What the task asks. Reproduce the records word for word, from their first line through the line that contains "minuts-bar bbox=[712, 34, 736, 332]", including both of those lines.

Data supplied.
::::

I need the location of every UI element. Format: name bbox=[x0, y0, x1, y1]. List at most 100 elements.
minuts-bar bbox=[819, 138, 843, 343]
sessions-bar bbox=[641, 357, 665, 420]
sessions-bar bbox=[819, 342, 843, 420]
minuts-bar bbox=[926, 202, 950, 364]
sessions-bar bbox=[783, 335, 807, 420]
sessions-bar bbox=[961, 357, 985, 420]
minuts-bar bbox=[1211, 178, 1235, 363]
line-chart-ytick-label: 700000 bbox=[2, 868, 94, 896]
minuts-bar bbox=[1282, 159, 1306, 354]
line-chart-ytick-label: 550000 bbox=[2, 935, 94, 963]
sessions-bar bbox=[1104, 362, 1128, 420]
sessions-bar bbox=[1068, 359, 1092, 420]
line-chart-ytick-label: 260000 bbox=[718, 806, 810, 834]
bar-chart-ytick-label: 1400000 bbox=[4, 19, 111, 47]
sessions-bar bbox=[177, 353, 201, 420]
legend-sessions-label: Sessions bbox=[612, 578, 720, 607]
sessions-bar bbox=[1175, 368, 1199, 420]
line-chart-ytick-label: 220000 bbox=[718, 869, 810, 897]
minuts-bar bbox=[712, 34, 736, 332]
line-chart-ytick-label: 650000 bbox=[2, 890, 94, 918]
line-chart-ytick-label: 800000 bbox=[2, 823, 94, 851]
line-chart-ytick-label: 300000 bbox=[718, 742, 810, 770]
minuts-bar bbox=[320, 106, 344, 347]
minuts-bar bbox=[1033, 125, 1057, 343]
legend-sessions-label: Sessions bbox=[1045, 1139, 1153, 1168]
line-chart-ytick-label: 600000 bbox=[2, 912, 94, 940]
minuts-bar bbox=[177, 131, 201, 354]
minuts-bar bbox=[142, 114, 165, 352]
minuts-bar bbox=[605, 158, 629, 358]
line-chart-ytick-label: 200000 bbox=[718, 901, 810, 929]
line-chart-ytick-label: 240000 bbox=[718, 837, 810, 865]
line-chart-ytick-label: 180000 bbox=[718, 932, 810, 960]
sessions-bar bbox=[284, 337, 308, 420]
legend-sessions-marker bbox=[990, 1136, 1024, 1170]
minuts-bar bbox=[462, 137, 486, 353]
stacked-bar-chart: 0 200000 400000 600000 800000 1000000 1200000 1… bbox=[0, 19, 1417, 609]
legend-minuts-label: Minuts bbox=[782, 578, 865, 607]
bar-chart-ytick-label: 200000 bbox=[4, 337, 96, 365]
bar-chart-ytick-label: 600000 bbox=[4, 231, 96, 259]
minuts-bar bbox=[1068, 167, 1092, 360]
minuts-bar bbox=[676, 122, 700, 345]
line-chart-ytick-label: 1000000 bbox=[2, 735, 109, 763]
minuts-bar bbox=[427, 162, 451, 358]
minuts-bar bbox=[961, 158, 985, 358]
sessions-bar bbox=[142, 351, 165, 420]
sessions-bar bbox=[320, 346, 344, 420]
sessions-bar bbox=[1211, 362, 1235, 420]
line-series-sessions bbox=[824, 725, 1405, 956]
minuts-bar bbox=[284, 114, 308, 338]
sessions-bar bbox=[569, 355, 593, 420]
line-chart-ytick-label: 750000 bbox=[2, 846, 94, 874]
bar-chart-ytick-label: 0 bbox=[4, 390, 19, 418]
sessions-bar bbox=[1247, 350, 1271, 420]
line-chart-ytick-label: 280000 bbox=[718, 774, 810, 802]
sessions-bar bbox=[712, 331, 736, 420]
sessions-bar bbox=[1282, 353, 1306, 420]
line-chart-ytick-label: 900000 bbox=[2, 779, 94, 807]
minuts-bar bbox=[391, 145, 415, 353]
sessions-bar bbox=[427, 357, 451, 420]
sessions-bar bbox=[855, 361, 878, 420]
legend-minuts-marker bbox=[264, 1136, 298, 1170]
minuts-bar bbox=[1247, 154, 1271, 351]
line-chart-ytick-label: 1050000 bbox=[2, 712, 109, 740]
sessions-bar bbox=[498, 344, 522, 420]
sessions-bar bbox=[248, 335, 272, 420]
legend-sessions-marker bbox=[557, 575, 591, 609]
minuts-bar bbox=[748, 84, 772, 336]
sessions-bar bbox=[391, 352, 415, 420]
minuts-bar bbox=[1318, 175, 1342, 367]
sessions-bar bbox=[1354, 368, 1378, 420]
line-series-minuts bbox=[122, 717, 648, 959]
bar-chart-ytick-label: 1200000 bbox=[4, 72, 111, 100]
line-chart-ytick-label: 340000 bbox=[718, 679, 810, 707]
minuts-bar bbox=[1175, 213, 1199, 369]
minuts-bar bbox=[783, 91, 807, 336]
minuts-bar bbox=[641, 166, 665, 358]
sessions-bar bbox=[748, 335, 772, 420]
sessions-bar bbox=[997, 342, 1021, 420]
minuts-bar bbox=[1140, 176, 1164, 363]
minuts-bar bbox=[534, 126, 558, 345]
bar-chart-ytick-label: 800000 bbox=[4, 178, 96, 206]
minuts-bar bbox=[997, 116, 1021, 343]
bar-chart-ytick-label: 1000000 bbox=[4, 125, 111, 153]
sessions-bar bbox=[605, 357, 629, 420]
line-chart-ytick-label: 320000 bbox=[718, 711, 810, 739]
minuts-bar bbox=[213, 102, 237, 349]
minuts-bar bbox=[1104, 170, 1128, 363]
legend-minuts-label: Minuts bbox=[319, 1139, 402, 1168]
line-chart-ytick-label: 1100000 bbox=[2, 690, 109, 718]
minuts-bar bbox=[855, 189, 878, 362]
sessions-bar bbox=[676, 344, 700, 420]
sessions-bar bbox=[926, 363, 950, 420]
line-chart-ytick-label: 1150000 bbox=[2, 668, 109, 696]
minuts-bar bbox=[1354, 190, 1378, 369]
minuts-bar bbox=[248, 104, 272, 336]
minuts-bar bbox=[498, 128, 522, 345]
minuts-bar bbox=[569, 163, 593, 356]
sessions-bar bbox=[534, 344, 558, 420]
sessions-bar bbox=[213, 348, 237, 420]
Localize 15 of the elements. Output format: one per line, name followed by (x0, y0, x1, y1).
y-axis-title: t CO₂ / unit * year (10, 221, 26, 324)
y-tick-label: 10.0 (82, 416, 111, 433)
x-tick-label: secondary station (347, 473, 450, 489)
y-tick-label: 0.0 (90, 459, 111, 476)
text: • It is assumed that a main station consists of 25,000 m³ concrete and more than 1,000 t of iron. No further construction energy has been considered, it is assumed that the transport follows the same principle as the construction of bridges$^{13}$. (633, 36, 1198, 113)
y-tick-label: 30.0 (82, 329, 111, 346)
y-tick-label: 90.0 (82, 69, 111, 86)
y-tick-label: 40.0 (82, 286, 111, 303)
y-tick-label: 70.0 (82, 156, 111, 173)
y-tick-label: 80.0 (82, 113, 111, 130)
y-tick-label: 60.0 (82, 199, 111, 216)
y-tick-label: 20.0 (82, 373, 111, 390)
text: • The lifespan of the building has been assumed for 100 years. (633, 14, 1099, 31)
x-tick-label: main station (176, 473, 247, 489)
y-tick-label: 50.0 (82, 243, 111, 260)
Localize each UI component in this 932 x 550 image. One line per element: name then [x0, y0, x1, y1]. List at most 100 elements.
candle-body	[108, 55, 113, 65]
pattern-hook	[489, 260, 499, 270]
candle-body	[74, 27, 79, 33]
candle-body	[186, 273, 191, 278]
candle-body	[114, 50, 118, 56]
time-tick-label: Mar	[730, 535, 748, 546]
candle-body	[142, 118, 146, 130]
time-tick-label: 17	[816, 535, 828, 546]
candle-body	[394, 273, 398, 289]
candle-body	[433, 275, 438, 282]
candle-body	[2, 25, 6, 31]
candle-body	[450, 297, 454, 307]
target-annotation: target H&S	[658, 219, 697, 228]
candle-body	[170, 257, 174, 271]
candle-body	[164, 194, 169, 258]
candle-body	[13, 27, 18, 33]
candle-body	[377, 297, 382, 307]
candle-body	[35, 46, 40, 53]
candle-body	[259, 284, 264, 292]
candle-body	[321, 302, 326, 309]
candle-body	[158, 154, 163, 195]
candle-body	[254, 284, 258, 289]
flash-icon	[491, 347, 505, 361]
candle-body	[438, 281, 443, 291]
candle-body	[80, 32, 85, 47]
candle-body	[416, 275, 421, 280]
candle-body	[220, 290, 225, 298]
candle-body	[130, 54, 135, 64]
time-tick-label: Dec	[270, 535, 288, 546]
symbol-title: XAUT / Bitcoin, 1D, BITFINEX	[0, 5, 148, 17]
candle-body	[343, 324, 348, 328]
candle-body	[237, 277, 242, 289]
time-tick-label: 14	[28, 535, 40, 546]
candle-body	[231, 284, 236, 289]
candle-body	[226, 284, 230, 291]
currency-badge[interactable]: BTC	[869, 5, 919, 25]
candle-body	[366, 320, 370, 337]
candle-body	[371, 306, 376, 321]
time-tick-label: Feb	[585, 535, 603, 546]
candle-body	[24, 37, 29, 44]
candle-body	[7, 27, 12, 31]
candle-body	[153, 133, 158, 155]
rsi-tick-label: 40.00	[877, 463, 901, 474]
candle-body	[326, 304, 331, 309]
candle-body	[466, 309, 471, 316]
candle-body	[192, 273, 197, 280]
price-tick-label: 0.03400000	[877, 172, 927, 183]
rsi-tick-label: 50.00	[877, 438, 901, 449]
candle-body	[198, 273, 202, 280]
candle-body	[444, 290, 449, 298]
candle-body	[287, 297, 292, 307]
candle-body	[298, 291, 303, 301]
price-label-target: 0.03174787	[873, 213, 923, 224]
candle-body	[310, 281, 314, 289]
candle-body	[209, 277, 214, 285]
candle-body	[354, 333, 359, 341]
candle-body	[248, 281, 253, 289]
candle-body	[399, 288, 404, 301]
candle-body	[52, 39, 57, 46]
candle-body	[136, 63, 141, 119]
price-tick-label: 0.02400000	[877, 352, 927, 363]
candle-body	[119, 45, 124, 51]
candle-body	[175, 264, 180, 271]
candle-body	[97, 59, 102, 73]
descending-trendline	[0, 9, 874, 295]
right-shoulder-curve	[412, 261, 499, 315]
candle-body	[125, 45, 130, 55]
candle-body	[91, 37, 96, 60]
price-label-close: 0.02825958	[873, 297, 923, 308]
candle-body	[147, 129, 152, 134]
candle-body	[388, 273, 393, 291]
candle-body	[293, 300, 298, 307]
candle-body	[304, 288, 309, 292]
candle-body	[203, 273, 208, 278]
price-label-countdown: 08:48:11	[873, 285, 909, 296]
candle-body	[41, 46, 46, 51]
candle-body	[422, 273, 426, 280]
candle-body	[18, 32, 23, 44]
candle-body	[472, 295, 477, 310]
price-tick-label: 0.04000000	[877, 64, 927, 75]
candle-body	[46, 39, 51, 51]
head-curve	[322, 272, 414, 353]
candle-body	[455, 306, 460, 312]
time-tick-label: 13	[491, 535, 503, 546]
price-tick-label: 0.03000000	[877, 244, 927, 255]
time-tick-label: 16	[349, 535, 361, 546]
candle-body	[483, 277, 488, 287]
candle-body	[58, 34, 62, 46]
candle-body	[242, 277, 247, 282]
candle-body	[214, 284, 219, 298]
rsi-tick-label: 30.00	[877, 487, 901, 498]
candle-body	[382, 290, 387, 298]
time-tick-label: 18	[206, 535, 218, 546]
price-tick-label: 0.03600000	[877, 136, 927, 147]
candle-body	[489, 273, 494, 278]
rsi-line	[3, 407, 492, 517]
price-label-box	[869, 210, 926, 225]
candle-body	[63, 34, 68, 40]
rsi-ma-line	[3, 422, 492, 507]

::::

Answer for this exercise.
I need the location of every UI element. Format: name bbox=[x0, y0, x1, y1]. List at most 100 elements.
minuts-bar bbox=[819, 138, 843, 343]
sessions-bar bbox=[641, 357, 665, 420]
sessions-bar bbox=[819, 342, 843, 420]
minuts-bar bbox=[926, 202, 950, 364]
sessions-bar bbox=[783, 335, 807, 420]
sessions-bar bbox=[961, 357, 985, 420]
minuts-bar bbox=[1211, 178, 1235, 363]
line-chart-ytick-label: 700000 bbox=[2, 868, 94, 896]
minuts-bar bbox=[1282, 159, 1306, 354]
line-chart-ytick-label: 550000 bbox=[2, 935, 94, 963]
sessions-bar bbox=[1104, 362, 1128, 420]
sessions-bar bbox=[1068, 359, 1092, 420]
line-chart-ytick-label: 260000 bbox=[718, 806, 810, 834]
bar-chart-ytick-label: 1400000 bbox=[4, 19, 111, 47]
sessions-bar bbox=[177, 353, 201, 420]
legend-sessions-label: Sessions bbox=[612, 578, 720, 607]
sessions-bar bbox=[1175, 368, 1199, 420]
line-chart-ytick-label: 220000 bbox=[718, 869, 810, 897]
minuts-bar bbox=[712, 34, 736, 332]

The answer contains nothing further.